**取り組む課題:**
1. 抜粋のうち、「第2工程で得られた第1の水相」で始まり「ウム水溶液の合計質量とする。」までの部分を、そのまま打ち直してください。
2. 抜粋では、比較例1のビスフェノールの質量を実施例1と同じ値としています。その理由を1〜3文で説明してください。

===== 選んだ抜粋

第2工程で得られた第1の水相には、硫酸ナトリウムの析出物が見らなかった。第1の水相を抜出し、酸濃度を測定したところ、9.2mmol-NaOH/gであった。
第2の水洗工程後に得られた第3の有機相の一部と取出し、高速液体クロマトグラフィーで該有機相の組成を確認したところ、ビスフェノールCが30.8質量%であり、クレゾールとビスフェノールC以外の280nmにおけるその他の成分の量は8.0面積%であった。
【0108】
[製造効率の評価]
製造効率を評価するために、以下のように仮定し、第2工程の単位液量当たりのビスフェノールC(BPC)の製造量の数値を算出した。この値が大きいほど好ましいといえる。
・第2工程の液量は、第1工程の液量(使用した原料及び試薬(クレゾール、トルエン、ドデカンチオール、アセトン、原料硫酸及びメタノール)の合計量)と、第2工程で加えた水酸化ナトリウム水溶液の合計質量とする。
・第1の有機相は、第1工程おいて使用した原料及び試薬のうち有機相となるもの(クレゾール、トルエン、ドデカンチオール及びアセトン)の合計量と同じ616.4gとする。
・第3の有機相は、第1の有機相と同じとする。
・ビスフェノールCの質量は、高速液体クロマトグラフィーにより求められた第3の有機中のビスフェノールCの濃度に基づき、算出する。例えば、実施例1においては、第3の有機相中のビスフェノールCの濃度が32.6質量%であったので、この値を第3の有機相の質量にかけて、616.4g×32.6質量%=201gとなる。なお、比較例1については、第2工程においてセパラブルフラスコの槽底が閉塞してしまい、その後の精製ができなかったため、実施例1のビスフェノールの質量と同じとした。

==========
===== 与えられたレコード

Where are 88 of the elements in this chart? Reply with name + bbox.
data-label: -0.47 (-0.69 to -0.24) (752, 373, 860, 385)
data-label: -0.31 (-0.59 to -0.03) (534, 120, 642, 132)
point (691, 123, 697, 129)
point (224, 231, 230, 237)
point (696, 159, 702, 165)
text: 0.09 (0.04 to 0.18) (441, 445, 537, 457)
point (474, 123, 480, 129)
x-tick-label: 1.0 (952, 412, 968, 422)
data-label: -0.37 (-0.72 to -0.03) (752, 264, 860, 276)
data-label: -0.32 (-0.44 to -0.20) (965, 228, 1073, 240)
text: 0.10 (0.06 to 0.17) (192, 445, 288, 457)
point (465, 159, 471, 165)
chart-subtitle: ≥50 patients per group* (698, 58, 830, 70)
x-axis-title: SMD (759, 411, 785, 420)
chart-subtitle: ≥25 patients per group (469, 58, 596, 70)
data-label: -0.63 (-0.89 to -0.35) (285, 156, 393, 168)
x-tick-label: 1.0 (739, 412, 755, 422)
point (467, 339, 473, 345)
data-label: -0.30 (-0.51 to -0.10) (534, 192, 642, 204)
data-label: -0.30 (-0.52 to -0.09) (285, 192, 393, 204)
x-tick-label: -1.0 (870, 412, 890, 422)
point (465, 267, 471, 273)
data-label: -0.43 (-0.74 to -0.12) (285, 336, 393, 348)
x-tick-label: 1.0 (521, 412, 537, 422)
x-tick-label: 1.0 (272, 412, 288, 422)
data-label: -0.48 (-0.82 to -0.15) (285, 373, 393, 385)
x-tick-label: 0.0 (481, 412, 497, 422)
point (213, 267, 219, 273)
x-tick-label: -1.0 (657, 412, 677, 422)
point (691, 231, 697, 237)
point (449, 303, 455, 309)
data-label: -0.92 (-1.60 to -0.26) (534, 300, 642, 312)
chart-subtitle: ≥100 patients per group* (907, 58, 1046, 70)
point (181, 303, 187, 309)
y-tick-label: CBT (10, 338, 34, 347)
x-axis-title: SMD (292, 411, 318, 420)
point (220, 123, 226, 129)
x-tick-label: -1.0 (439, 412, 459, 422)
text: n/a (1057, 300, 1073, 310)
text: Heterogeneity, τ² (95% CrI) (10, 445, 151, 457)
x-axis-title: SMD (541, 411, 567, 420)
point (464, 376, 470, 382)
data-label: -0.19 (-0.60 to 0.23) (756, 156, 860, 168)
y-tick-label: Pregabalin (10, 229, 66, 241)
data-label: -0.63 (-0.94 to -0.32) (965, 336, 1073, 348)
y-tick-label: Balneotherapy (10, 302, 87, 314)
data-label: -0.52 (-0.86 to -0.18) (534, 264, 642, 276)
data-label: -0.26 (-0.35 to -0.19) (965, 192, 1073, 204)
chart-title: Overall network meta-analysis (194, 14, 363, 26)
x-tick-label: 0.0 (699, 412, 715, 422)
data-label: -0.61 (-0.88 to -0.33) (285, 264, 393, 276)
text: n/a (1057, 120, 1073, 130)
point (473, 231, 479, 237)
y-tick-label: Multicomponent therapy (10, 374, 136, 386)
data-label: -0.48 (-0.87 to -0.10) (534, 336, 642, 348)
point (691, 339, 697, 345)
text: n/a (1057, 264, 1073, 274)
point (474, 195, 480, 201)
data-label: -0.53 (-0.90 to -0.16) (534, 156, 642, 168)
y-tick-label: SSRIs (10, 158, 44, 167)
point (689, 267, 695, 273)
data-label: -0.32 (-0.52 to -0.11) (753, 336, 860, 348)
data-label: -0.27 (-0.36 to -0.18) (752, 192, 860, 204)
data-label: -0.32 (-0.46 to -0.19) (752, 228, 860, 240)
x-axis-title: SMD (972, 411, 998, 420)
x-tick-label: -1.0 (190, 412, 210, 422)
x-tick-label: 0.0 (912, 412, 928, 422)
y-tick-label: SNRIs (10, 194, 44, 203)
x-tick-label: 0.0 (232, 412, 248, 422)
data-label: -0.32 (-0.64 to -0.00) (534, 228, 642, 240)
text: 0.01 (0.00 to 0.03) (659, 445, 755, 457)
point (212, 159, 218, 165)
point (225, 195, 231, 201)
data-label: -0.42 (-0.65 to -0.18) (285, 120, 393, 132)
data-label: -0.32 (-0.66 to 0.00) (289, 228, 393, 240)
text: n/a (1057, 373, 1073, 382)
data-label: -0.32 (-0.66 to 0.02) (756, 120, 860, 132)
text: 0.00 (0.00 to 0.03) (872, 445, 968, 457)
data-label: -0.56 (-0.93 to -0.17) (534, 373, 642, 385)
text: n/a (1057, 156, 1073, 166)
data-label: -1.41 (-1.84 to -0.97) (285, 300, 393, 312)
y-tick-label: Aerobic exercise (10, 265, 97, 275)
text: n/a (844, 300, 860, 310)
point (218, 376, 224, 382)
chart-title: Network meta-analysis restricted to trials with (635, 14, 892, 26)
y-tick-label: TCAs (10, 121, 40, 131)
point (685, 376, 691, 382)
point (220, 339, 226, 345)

==========

**課題ごとの解答:**
1.
第2工程で得られた第1の水相には、硫酸ナトリウムの析出物が見らなかった。第1の水相を抜出し、酸濃度を測定したところ、9.2mmol-NaOH/gであった。
第2の水洗工程後に得られた第3の有機相の一部と取出し、高速液体クロマトグラフィーで該有機相の組成を確認したところ、ビスフェノールCが30.8質量%であり、クレゾールとビスフェノールC以外の280nmにおけるその他の成分の量は8.0面積%であった。
【0108】
[製造効率の評価]
製造効率を評価するために、以下のように仮定し、第2工程の単位液量当たりのビスフェノールC(BPC)の製造量の数値を算出した。この値が大きいほど好ましいといえる。
・第2工程の液量は、第1工程の液量(使用した原料及び試薬(クレゾール、トルエン、ドデカンチオール、アセトン、原料硫酸及びメタノール)の合計量)と、第2工程で加えた水酸化ナトリウム水溶液の合計質量とする。

2. 比較例1では、第2工程でセパラブルフラスコの槽底がふさがりました。そのため、その後の精製ができなかったからです。